### AIM OF THE TASK
Say how many lines include the word "view". Reply with nothing but the number.

### Dataset excerpt
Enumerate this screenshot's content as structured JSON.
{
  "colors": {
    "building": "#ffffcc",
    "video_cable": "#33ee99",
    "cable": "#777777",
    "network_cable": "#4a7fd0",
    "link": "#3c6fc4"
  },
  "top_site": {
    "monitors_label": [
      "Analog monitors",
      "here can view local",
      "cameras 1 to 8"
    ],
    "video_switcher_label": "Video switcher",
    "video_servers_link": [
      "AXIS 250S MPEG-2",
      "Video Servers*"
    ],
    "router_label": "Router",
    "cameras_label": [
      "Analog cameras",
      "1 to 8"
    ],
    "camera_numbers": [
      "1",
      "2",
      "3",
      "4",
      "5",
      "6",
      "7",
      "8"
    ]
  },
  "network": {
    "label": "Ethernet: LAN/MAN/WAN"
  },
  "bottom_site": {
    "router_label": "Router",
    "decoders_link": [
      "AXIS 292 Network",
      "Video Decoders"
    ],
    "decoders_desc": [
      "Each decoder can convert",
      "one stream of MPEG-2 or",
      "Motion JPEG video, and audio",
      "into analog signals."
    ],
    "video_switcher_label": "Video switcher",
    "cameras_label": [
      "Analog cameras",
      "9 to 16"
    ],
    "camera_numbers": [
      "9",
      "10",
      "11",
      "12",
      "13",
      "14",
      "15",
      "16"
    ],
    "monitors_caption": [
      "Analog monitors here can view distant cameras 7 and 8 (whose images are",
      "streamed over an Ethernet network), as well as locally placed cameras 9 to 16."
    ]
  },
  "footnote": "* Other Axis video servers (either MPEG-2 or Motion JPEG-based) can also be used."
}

### TASK RESPONSE
2